▸ **YOUR OBJECTIVE**
Write out every line of the material exactly as it appears.

-- Begin --

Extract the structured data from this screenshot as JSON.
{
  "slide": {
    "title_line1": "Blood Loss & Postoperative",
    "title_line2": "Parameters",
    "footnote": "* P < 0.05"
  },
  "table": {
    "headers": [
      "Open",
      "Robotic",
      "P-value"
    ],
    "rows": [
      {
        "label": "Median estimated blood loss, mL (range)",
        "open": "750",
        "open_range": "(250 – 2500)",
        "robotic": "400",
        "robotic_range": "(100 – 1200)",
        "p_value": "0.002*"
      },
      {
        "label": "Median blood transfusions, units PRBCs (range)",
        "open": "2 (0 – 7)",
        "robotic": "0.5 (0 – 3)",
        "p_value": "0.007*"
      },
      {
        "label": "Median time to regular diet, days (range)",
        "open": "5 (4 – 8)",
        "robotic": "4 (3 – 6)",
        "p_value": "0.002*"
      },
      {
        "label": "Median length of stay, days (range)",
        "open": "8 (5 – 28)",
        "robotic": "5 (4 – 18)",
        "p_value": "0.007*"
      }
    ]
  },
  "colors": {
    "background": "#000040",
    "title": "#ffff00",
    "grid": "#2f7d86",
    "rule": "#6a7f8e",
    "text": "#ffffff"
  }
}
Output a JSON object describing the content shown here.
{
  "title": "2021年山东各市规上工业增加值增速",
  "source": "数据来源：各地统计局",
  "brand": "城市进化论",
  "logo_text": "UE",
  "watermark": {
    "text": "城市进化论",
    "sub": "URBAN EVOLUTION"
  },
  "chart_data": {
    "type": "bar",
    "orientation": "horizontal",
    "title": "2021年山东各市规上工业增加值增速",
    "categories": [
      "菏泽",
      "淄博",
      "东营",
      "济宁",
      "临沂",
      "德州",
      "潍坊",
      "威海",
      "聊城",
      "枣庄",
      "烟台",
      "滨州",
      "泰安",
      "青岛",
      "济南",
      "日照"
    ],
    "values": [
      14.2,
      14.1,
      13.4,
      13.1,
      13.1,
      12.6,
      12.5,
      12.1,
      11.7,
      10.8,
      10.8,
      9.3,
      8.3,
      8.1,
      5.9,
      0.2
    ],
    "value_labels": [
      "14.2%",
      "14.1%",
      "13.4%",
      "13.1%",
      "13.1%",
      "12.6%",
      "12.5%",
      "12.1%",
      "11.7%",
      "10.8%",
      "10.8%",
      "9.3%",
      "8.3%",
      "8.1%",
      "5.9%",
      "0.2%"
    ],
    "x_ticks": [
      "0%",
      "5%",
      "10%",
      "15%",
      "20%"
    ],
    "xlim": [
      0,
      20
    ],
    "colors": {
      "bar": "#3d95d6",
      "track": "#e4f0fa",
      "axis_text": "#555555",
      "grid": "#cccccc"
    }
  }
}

-- End --

▸ **RESPONSE TO THE EXERCISE**
Extract the structured data from this screenshot as JSON.
{
  "slide": {
    "title_line1": "Blood Loss & Postoperative",
    "title_line2": "Parameters",
    "footnote": "* P < 0.05"
  },
  "table": {
    "headers": [
      "Open",
      "Robotic",
      "P-value"
    ],
    "rows": [
      {
        "label": "Median estimated blood loss, mL (range)",
        "open": "750",
        "open_range": "(250 – 2500)",
        "robotic": "400",
        "robotic_range": "(100 – 1200)",
        "p_value": "0.002*"
      },
      {
        "label": "Median blood transfusions, units PRBCs (range)",
        "open": "2 (0 – 7)",
        "robotic": "0.5 (0 – 3)",
        "p_value": "0.007*"
      },
      {
        "label": "Median time to regular diet, days (range)",
        "open": "5 (4 – 8)",
        "robotic": "4 (3 – 6)",
        "p_value": "0.002*"
      },
      {
        "label": "Median length of stay, days (range)",
        "open": "8 (5 – 28)",
        "robotic": "5 (4 – 18)",
        "p_value": "0.007*"
      }
    ]
  },
  "colors": {
    "background": "#000040",
    "title": "#ffff00",
    "grid": "#2f7d86",
    "rule": "#6a7f8e",
    "text": "#ffffff"
  }
}
Output a JSON object describing the content shown here.
{
  "title": "2021年山东各市规上工业增加值增速",
  "source": "数据来源：各地统计局",
  "brand": "城市进化论",
  "logo_text": "UE",
  "watermark": {
    "text": "城市进化论",
    "sub": "URBAN EVOLUTION"
  },
  "chart_data": {
    "type": "bar",
    "orientation": "horizontal",
    "title": "2021年山东各市规上工业增加值增速",
    "categories": [
      "菏泽",
      "淄博",
      "东营",
      "济宁",
      "临沂",
      "德州",
      "潍坊",
      "威海",
      "聊城",
      "枣庄",
      "烟台",
      "滨州",
      "泰安",
      "青岛",
      "济南",
      "日照"
    ],
    "values": [
      14.2,
      14.1,
      13.4,
      13.1,
      13.1,
      12.6,
      12.5,
      12.1,
      11.7,
      10.8,
      10.8,
      9.3,
      8.3,
      8.1,
      5.9,
      0.2
    ],
    "value_labels": [
      "14.2%",
      "14.1%",
      "13.4%",
      "13.1%",
      "13.1%",
      "12.6%",
      "12.5%",
      "12.1%",
      "11.7%",
      "10.8%",
      "10.8%",
      "9.3%",
      "8.3%",
      "8.1%",
      "5.9%",
      "0.2%"
    ],
    "x_ticks": [
      "0%",
      "5%",
      "10%",
      "15%",
      "20%"
    ],
    "xlim": [
      0,
      20
    ],
    "colors": {
      "bar": "#3d95d6",
      "track": "#e4f0fa",
      "axis_text": "#555555",
      "grid": "#cccccc"
    }
  }
}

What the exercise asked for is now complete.